▸ Required work:
Extract each line where the string "einem" shows up.
═════ Records to process
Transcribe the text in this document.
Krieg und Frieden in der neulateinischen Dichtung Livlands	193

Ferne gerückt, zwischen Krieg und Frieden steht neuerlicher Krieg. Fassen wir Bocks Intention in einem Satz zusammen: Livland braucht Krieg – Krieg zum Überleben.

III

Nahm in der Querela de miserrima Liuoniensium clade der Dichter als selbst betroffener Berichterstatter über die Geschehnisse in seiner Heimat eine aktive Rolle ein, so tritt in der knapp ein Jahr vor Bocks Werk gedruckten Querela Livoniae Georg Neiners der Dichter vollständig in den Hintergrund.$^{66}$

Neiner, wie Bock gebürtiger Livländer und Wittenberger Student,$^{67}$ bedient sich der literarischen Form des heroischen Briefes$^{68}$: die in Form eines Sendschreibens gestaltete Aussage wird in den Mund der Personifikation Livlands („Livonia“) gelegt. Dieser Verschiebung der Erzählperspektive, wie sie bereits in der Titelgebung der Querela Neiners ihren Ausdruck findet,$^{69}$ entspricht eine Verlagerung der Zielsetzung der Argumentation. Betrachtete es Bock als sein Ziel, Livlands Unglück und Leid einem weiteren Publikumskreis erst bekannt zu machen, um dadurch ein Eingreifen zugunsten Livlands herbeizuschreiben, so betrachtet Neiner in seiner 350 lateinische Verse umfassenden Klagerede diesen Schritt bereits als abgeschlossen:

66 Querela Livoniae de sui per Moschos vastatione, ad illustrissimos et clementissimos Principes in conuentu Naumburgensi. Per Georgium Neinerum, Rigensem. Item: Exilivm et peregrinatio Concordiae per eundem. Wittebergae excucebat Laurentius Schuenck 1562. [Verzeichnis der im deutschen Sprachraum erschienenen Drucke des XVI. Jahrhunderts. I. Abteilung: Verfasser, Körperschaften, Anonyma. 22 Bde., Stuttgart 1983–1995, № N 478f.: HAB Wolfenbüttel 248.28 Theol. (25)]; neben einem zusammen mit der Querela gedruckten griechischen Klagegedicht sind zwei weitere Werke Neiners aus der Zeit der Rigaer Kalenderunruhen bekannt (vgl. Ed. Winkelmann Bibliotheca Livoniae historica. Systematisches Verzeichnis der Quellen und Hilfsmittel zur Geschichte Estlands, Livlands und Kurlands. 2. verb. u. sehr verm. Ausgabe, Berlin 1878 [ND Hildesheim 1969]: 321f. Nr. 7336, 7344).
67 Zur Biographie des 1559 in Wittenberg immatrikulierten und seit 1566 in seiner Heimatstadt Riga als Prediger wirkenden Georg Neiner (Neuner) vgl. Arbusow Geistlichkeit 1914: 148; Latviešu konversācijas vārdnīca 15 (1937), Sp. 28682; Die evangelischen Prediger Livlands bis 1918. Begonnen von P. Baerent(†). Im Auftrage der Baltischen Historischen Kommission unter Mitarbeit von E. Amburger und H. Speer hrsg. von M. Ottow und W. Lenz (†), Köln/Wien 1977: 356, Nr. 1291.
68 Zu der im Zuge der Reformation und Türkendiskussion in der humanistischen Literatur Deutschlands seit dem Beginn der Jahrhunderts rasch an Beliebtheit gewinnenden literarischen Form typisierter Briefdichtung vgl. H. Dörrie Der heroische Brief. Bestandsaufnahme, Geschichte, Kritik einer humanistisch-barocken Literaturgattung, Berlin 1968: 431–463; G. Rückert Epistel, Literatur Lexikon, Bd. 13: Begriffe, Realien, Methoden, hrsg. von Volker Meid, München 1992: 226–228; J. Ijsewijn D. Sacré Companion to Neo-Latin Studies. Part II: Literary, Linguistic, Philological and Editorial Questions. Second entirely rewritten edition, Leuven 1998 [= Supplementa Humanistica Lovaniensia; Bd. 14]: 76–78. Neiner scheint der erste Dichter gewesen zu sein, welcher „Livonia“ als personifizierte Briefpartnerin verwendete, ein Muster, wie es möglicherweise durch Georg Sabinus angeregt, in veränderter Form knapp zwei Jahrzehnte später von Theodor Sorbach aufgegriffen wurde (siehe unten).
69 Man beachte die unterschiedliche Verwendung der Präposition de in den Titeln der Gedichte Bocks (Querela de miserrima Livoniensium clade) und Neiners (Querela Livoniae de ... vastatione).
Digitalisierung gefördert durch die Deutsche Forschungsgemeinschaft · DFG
══════════
═════ Records to process
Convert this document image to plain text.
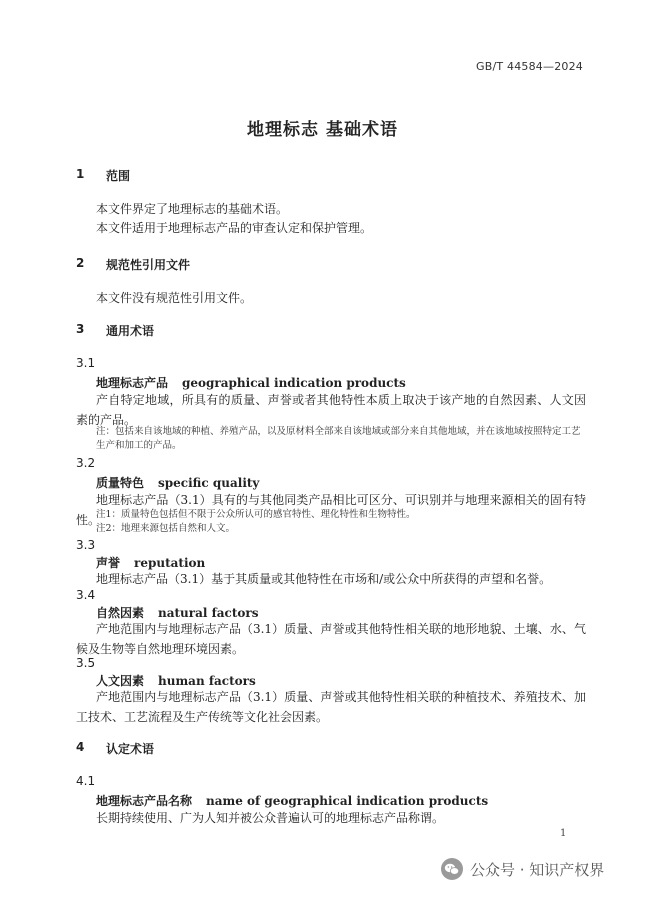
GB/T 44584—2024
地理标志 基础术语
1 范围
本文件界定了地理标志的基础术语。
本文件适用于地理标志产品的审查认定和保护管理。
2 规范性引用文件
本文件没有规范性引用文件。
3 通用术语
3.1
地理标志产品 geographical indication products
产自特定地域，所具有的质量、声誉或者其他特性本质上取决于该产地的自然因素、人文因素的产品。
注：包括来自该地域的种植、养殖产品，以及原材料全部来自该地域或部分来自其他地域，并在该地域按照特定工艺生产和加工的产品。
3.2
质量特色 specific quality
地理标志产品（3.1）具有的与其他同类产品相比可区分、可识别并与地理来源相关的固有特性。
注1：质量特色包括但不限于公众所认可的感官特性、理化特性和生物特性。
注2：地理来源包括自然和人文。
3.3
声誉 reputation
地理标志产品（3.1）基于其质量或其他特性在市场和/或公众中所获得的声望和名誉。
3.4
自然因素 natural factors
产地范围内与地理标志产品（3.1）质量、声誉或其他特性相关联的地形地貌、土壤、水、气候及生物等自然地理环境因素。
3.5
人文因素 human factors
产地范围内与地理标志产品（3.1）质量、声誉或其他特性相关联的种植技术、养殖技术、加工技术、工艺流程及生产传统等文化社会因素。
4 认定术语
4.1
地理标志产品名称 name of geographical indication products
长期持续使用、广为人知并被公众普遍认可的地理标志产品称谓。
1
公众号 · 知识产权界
══════════
▸ Answer to the exercise:
Ferne gerückt, zwischen Krieg und Frieden steht neuerlicher Krieg. Fassen wir Bocks Intention in einem Satz zusammen: Livland braucht Krieg – Krieg zum Überleben.
Neiner, wie Bock gebürtiger Livländer und Wittenberger Student,$^{67}$ bedient sich der literarischen Form des heroischen Briefes$^{68}$: die in Form eines Sendschreibens gestaltete Aussage wird in den Mund der Personifikation Livlands („Livonia“) gelegt. Dieser Verschiebung der Erzählperspektive, wie sie bereits in der Titelgebung der Querela Neiners ihren Ausdruck findet,$^{69}$ entspricht eine Verlagerung der Zielsetzung der Argumentation. Betrachtete es Bock als sein Ziel, Livlands Unglück und Leid einem weiteren Publikumskreis erst bekannt zu machen, um dadurch ein Eingreifen zugunsten Livlands herbeizuschreiben, so betrachtet Neiner in seiner 350 lateinische Verse umfassenden Klagerede diesen Schritt bereits als abgeschlossen:
66 Querela Livoniae de sui per Moschos vastatione, ad illustrissimos et clementissimos Principes in conuentu Naumburgensi. Per Georgium Neinerum, Rigensem. Item: Exilivm et peregrinatio Concordiae per eundem. Wittebergae excucebat Laurentius Schuenck 1562. [Verzeichnis der im deutschen Sprachraum erschienenen Drucke des XVI. Jahrhunderts. I. Abteilung: Verfasser, Körperschaften, Anonyma. 22 Bde., Stuttgart 1983–1995, № N 478f.: HAB Wolfenbüttel 248.28 Theol. (25)]; neben einem zusammen mit der Querela gedruckten griechischen Klagegedicht sind zwei weitere Werke Neiners aus der Zeit der Rigaer Kalenderunruhen bekannt (vgl. Ed. Winkelmann Bibliotheca Livoniae historica. Systematisches Verzeichnis der Quellen und Hilfsmittel zur Geschichte Estlands, Livlands und Kurlands. 2. verb. u. sehr verm. Ausgabe, Berlin 1878 [ND Hildesheim 1969]: 321f. Nr. 7336, 7344).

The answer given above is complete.